▸ **EXTRACTED INFORMATION**:
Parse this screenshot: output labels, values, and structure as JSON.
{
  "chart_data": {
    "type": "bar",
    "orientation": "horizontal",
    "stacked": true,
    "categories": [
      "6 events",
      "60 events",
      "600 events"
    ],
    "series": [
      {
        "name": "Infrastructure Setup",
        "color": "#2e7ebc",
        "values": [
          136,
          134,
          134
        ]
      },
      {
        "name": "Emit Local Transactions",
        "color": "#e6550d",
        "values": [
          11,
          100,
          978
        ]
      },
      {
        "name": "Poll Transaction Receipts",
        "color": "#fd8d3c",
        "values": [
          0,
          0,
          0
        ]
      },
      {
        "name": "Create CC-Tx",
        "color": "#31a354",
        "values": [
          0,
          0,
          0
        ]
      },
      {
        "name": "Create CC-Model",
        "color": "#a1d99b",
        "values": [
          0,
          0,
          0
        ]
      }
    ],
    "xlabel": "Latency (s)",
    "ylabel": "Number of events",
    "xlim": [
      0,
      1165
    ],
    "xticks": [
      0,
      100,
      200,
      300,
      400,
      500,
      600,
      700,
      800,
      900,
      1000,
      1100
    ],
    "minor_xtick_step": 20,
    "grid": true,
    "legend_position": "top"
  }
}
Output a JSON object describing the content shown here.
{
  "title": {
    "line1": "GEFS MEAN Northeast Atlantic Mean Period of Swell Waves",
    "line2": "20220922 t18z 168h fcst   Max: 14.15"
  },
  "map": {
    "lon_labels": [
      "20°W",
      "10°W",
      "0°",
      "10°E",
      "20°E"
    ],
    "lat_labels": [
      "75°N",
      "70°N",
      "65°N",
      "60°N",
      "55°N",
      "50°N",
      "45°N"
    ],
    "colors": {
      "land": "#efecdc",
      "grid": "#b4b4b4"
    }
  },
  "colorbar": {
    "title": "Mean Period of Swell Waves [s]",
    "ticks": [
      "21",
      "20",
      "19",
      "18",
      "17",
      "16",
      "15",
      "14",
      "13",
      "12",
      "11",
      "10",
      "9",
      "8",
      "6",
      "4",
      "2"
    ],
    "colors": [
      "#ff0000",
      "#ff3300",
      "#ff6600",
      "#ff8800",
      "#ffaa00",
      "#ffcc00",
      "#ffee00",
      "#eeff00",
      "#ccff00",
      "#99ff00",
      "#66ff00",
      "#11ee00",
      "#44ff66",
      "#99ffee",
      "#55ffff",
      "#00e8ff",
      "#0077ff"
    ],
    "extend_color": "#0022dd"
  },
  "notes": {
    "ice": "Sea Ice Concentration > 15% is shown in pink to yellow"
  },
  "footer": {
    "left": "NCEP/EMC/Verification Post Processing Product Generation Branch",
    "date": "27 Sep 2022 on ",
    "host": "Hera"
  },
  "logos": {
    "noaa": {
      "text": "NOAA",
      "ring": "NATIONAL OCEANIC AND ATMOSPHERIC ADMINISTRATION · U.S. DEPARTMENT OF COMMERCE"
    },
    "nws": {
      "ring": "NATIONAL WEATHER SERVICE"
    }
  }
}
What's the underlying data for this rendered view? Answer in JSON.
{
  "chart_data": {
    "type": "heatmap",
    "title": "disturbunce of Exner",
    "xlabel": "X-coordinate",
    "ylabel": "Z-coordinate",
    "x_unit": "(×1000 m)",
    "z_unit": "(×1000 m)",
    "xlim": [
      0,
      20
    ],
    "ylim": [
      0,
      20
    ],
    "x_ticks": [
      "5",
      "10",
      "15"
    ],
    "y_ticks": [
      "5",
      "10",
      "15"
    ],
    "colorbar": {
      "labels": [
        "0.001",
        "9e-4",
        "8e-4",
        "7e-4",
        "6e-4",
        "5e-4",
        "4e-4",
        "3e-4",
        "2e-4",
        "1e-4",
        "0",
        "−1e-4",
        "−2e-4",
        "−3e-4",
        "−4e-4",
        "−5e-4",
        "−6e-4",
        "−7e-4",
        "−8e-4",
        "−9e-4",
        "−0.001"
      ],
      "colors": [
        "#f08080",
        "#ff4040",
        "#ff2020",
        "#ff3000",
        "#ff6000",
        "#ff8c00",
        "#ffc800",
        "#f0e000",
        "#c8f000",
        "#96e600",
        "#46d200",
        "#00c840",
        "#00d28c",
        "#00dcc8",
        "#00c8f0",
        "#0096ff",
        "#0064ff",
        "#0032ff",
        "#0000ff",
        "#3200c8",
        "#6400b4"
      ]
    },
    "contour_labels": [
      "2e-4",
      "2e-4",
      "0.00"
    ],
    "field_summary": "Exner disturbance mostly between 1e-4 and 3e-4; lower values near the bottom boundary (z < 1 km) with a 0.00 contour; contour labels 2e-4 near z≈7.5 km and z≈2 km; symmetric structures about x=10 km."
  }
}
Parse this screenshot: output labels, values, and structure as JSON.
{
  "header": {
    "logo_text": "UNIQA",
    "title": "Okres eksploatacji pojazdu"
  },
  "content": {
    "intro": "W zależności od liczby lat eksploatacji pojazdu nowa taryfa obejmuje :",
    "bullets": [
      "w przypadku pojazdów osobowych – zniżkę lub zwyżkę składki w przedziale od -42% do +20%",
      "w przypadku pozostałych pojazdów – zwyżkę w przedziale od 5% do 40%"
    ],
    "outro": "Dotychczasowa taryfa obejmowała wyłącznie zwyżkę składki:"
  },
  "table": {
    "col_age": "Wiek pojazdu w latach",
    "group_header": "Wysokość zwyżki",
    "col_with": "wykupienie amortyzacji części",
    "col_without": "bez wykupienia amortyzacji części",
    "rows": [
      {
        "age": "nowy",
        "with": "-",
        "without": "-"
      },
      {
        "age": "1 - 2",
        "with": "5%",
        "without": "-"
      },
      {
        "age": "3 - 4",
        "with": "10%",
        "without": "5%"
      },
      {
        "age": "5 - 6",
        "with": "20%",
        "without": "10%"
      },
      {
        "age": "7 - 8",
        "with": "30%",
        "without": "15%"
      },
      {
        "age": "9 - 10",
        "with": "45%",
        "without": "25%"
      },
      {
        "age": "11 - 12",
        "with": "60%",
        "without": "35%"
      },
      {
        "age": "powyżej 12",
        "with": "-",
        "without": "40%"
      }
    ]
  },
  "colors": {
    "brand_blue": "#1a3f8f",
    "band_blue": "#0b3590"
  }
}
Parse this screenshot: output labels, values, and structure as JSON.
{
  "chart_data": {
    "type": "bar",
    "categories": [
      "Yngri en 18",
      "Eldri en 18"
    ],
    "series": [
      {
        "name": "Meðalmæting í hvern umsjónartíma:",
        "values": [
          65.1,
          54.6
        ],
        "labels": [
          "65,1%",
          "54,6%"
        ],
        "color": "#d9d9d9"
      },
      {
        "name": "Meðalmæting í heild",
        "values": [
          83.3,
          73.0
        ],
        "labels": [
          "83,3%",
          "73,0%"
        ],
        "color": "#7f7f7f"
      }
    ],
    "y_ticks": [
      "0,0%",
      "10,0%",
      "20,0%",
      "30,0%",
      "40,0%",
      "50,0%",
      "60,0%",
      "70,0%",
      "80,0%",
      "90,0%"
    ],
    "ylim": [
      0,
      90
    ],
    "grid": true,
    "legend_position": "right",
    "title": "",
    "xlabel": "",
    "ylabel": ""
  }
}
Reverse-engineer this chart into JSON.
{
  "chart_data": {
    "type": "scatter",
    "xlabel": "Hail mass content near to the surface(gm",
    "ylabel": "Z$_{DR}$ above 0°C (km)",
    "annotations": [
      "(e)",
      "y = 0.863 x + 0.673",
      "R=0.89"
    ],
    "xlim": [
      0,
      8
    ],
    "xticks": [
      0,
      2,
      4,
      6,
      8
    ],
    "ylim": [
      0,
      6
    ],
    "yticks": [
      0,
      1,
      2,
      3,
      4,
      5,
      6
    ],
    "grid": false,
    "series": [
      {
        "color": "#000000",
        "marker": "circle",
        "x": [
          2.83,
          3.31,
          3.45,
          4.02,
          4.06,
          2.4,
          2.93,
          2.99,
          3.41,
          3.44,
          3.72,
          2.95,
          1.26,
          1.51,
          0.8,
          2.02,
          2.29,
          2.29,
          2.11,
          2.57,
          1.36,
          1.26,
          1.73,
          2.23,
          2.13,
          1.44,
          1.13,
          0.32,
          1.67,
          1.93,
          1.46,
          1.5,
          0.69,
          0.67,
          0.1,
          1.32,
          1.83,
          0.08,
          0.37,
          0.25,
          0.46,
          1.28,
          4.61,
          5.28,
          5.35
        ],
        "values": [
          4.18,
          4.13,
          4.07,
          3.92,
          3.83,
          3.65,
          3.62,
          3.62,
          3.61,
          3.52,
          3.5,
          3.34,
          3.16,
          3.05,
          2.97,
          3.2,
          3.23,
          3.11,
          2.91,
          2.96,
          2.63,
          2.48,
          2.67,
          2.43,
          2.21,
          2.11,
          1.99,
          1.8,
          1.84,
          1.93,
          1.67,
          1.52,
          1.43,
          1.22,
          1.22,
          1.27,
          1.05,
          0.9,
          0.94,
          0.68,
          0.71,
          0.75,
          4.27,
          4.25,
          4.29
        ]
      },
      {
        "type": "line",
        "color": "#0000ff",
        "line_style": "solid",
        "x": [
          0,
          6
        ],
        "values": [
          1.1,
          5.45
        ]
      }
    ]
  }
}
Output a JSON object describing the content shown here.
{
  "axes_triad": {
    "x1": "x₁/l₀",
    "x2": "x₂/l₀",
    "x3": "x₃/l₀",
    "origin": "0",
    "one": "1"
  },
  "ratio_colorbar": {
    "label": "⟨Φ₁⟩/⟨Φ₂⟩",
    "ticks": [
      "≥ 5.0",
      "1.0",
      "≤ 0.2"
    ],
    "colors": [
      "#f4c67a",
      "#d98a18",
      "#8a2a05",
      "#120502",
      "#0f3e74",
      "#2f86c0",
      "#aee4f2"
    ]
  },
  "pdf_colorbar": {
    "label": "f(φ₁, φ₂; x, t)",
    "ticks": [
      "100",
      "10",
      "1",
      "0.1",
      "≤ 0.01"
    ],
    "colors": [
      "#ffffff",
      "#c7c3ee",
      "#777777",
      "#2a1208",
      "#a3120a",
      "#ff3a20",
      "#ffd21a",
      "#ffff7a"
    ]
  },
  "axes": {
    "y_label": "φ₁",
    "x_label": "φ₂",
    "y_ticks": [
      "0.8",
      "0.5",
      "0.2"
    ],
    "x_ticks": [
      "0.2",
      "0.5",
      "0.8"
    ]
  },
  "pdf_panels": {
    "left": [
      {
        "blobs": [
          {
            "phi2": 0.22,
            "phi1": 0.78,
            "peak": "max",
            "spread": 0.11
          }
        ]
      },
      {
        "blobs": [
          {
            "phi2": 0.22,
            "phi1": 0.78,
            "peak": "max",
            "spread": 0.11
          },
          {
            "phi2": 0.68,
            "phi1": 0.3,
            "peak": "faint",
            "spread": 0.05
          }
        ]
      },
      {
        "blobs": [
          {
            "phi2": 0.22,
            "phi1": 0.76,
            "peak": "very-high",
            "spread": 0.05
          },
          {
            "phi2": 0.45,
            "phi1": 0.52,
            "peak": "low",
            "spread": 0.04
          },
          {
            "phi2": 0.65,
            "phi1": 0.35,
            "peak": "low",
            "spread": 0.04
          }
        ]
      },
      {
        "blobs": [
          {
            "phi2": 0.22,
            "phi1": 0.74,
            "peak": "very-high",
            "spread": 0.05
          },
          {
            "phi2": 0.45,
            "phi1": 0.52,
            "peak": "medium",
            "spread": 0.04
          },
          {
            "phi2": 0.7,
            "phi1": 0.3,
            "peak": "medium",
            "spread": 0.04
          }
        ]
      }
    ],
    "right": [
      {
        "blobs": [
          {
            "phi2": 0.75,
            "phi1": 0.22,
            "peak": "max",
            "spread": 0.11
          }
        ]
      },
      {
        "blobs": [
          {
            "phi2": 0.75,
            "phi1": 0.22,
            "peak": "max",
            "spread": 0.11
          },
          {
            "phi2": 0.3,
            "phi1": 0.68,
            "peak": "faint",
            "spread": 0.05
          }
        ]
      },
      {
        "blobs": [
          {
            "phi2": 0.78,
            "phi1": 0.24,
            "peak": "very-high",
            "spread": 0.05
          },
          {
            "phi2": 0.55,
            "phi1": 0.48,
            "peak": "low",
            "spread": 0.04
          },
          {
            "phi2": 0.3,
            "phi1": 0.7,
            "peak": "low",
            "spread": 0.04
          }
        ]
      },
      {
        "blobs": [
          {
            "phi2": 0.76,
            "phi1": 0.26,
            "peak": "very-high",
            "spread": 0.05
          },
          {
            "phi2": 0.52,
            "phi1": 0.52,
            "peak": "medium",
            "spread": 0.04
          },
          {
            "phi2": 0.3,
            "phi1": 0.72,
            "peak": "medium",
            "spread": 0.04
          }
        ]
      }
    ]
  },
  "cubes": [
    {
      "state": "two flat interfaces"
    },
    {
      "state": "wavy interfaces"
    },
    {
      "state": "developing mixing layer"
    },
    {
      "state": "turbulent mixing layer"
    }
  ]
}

▸ **EXERCISE DESCRIPTION**: Collect each line containing the string "type".

▸ **RESPONSE TO THE EXERCISE**:
    "type": "bar",
    "type": "heatmap",
    "type": "bar",
    "type": "scatter",
        "type": "line",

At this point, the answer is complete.